Records from a dataset>
--- BEGIN ---

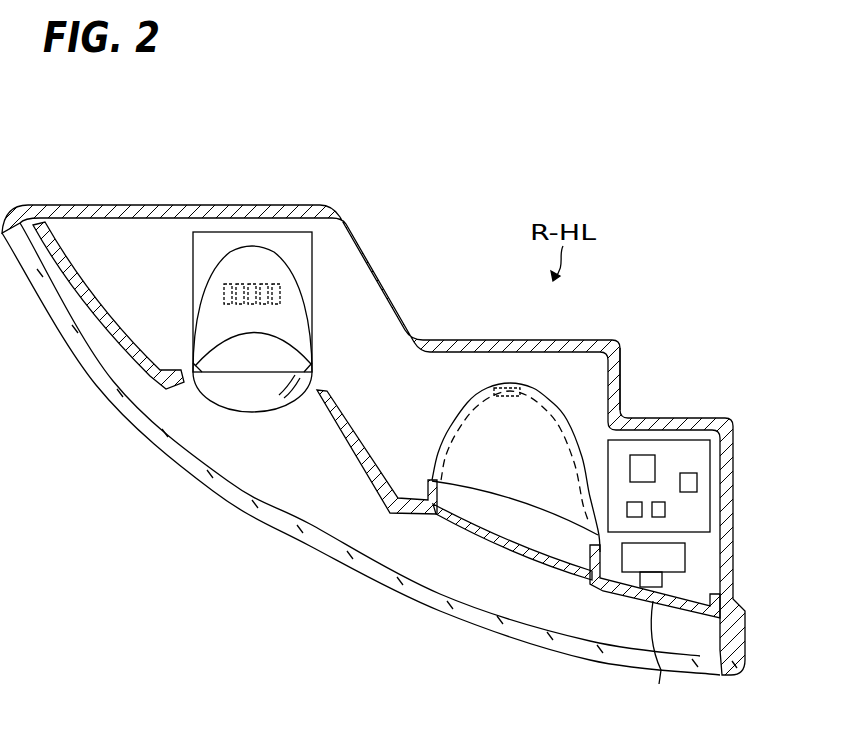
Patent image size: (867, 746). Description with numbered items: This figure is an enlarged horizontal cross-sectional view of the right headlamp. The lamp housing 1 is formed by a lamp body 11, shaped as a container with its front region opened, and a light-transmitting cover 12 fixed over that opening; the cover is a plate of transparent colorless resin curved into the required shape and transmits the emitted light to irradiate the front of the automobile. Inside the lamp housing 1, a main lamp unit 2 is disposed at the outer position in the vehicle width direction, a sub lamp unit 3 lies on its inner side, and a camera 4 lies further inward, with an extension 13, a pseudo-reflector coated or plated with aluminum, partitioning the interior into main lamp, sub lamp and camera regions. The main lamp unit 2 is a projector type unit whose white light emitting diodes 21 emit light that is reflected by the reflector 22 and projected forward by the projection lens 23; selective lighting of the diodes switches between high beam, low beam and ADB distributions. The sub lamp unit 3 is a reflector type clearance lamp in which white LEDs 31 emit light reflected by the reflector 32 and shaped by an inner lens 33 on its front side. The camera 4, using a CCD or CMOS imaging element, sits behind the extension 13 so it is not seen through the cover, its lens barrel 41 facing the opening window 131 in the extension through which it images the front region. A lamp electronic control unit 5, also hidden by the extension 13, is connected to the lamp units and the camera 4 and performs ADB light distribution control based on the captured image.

The lamp housing 1 is at (387, 287).
The main lamp unit 2 is at (231, 305).
The sub lamp unit 3 is at (501, 441).
The camera 4 is at (698, 559).
The lamp electronic control unit 5 is at (712, 480).
The lamp body 11 is at (620, 383).
The light-transmitting cover 12 is at (310, 552).
The extension 13 is at (82, 297).
The white light emitting diodes 21 is at (222, 295).
The reflector 22 is at (206, 333).
The projection lens 23 is at (281, 398).
The white LEDs 31 is at (500, 396).
The reflector 32 is at (443, 441).
The inner lens 33 is at (467, 533).
The lens barrel 41 is at (663, 583).
The opening window 131 is at (661, 653).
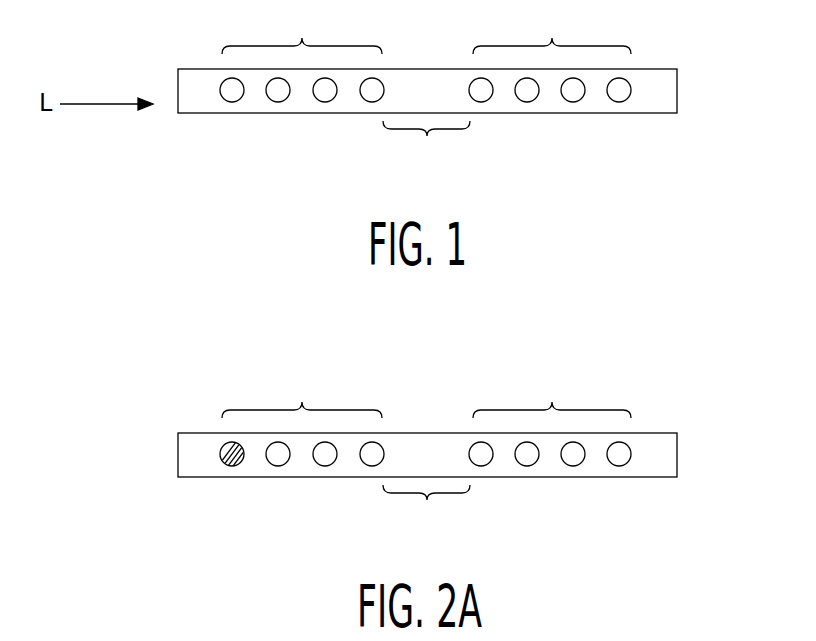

--- END ---

PROBLEM>
Rewrite these lines with "Patent image size" changed to "Figure dimensions" everywhere and everything else kept the same. Leave the pictures out of your answer.

OUTPUT FOR THIS TASK>
Figure dimensions: (867, 746). Description with numbered items: This figure is an enlarged horizontal cross-sectional view of the right headlamp. The lamp housing 1 is formed by a lamp body 11, shaped as a container with its front region opened, and a light-transmitting cover 12 fixed over that opening; the cover is a plate of transparent colorless resin curved into the required shape and transmits the emitted light to irradiate the front of the automobile. Inside the lamp housing 1, a main lamp unit 2 is disposed at the outer position in the vehicle width direction, a sub lamp unit 3 lies on its inner side, and a camera 4 lies further inward, with an extension 13, a pseudo-reflector coated or plated with aluminum, partitioning the interior into main lamp, sub lamp and camera regions. The main lamp unit 2 is a projector type unit whose white light emitting diodes 21 emit light that is reflected by the reflector 22 and projected forward by the projection lens 23; selective lighting of the diodes switches between high beam, low beam and ADB distributions. The sub lamp unit 3 is a reflector type clearance lamp in which white LEDs 31 emit light reflected by the reflector 32 and shaped by an inner lens 33 on its front side. The camera 4, using a CCD or CMOS imaging element, sits behind the extension 13 so it is not seen through the cover, its lens barrel 41 facing the opening window 131 in the extension through which it images the front region. A lamp electronic control unit 5, also hidden by the extension 13, is connected to the lamp units and the camera 4 and performs ADB light distribution control based on the captured image.

The lamp housing 1 is at (387, 287).
The main lamp unit 2 is at (231, 305).
The sub lamp unit 3 is at (501, 441).
The camera 4 is at (698, 559).
The lamp electronic control unit 5 is at (712, 480).
The lamp body 11 is at (620, 383).
The light-transmitting cover 12 is at (310, 552).
The extension 13 is at (82, 297).
The white light emitting diodes 21 is at (222, 295).
The reflector 22 is at (206, 333).
The projection lens 23 is at (281, 398).
The white LEDs 31 is at (500, 396).
The reflector 32 is at (443, 441).
The inner lens 33 is at (467, 533).
The lens barrel 41 is at (663, 583).
The opening window 131 is at (661, 653).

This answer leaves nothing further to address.